• Written request: Determine how many lines of the material hold the string "ylabel" and reply with only that number.

• Data provided:
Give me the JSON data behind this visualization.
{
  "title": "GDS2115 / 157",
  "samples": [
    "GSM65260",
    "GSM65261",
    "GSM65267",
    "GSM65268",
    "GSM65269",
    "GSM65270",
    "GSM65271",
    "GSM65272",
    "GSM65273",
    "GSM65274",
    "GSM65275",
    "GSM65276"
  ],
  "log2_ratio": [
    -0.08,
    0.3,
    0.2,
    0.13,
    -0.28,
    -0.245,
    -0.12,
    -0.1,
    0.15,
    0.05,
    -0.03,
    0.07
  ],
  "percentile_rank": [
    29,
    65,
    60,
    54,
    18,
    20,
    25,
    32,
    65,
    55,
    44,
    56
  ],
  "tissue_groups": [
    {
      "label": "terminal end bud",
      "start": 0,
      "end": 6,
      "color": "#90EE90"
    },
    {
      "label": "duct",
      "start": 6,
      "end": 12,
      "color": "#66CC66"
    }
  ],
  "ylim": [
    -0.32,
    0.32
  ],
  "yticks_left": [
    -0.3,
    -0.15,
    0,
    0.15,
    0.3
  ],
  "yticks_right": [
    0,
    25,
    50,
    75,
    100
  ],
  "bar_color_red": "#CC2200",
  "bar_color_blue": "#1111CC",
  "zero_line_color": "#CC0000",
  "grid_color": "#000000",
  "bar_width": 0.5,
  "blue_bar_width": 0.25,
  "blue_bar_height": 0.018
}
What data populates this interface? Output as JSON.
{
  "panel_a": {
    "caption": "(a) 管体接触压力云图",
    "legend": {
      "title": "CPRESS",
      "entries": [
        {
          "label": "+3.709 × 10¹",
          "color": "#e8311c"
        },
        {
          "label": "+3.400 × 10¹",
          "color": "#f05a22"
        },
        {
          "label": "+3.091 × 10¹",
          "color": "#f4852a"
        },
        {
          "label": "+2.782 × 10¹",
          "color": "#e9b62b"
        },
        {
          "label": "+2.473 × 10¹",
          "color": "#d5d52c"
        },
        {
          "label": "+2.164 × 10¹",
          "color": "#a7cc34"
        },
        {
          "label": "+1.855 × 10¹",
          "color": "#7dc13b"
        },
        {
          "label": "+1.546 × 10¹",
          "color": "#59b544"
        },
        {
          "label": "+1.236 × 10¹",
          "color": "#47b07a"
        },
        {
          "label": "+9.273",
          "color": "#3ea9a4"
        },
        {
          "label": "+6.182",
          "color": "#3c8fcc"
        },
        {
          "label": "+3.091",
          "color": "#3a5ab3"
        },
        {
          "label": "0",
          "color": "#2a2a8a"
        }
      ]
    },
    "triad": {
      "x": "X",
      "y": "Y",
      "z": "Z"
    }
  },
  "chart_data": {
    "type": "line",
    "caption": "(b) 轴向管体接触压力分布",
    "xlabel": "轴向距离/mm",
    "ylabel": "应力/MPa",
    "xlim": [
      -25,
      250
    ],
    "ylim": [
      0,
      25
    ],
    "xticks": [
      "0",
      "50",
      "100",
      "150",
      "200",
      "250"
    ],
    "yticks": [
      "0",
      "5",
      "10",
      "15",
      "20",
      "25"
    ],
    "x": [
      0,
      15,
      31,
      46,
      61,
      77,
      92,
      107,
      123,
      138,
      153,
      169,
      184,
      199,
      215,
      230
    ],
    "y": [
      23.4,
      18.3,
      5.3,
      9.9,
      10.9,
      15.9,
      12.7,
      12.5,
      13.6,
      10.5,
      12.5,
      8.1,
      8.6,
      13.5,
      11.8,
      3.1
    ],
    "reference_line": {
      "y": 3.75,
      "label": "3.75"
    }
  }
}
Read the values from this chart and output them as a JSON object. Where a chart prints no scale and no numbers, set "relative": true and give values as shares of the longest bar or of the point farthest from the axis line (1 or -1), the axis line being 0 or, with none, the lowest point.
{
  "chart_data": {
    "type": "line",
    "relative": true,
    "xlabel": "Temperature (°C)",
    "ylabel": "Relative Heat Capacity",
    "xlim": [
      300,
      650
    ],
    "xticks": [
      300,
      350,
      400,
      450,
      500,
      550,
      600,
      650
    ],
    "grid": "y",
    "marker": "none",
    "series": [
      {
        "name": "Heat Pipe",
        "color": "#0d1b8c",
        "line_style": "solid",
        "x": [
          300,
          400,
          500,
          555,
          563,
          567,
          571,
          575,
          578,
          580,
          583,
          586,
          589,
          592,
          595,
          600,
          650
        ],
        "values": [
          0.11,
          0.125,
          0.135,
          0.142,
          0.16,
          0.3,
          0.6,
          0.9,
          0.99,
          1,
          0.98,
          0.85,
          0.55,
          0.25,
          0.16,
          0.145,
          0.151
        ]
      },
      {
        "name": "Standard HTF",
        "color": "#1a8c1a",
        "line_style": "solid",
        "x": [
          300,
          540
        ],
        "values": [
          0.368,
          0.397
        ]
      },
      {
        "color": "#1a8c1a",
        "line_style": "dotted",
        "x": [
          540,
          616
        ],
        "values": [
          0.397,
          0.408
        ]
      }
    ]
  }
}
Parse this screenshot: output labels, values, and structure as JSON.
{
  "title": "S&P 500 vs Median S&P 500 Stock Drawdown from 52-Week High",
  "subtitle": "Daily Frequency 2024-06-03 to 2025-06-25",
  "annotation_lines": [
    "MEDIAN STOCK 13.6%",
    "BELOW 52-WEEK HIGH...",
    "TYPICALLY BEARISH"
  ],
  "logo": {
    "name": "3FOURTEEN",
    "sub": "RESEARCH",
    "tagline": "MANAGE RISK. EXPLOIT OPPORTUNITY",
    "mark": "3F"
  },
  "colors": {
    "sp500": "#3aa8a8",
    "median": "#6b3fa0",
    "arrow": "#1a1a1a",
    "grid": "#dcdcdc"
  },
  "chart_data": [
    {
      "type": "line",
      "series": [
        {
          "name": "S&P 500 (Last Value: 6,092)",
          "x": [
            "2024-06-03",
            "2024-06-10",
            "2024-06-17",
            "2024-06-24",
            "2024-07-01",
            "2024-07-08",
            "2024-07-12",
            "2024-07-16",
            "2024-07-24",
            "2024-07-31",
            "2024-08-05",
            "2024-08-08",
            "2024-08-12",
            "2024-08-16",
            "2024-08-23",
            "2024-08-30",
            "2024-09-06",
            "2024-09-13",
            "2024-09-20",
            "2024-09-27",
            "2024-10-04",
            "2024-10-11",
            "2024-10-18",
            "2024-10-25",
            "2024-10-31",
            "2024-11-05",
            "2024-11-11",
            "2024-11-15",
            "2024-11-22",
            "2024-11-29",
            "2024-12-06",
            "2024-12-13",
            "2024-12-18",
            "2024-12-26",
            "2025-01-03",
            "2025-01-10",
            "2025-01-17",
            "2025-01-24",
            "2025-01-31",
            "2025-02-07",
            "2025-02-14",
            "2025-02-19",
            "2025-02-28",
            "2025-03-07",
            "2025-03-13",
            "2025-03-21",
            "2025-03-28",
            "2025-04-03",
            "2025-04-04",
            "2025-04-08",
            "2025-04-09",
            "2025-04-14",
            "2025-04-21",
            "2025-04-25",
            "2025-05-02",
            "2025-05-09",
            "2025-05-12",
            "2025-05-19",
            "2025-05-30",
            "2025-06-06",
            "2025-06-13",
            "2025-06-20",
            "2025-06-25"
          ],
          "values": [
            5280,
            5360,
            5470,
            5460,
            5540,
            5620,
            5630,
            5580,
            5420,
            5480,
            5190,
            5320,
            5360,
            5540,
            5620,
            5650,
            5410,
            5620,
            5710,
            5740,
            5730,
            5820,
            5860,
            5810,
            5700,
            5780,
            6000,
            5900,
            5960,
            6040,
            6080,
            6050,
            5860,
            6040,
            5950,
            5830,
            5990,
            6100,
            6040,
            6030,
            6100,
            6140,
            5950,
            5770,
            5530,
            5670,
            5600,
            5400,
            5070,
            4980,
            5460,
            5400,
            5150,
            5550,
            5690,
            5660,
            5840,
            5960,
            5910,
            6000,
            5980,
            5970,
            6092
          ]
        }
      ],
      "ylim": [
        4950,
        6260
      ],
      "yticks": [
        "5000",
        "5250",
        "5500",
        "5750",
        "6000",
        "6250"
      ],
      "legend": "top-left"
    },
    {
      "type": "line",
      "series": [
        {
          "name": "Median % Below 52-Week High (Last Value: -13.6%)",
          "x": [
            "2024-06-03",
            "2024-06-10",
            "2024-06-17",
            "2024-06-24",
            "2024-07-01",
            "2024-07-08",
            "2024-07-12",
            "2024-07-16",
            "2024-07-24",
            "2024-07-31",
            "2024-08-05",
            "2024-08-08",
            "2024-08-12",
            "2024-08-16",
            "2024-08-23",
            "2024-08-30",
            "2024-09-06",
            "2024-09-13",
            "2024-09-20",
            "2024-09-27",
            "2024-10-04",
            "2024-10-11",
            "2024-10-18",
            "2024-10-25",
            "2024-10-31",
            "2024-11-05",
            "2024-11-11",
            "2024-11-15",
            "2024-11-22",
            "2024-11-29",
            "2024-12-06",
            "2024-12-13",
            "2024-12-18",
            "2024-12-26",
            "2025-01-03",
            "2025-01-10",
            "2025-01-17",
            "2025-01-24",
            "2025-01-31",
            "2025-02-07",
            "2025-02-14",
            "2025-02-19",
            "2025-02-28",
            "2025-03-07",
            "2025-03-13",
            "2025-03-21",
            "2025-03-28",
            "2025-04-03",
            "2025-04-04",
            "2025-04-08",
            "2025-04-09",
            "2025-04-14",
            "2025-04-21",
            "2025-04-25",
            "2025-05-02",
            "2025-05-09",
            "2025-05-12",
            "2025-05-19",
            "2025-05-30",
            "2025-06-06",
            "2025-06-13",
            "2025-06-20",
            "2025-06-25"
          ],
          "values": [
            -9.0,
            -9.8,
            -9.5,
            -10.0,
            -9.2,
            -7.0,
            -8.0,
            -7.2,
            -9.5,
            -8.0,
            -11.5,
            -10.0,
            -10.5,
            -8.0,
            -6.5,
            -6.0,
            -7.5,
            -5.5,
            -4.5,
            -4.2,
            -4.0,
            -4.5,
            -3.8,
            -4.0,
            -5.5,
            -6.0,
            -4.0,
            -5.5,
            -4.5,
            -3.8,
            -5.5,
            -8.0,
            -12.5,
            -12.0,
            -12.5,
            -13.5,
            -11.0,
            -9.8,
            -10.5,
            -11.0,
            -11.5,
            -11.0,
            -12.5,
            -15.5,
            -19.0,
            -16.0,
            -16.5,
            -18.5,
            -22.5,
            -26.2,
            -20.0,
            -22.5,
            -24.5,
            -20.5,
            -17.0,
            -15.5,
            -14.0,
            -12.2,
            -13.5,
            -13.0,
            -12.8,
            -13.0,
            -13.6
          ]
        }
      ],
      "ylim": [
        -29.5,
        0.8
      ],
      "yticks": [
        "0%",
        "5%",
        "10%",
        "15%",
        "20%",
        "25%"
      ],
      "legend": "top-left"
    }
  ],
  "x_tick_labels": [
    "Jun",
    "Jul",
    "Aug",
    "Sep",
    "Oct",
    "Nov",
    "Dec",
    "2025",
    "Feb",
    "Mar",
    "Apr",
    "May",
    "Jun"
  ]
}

• Result of this exercise: 2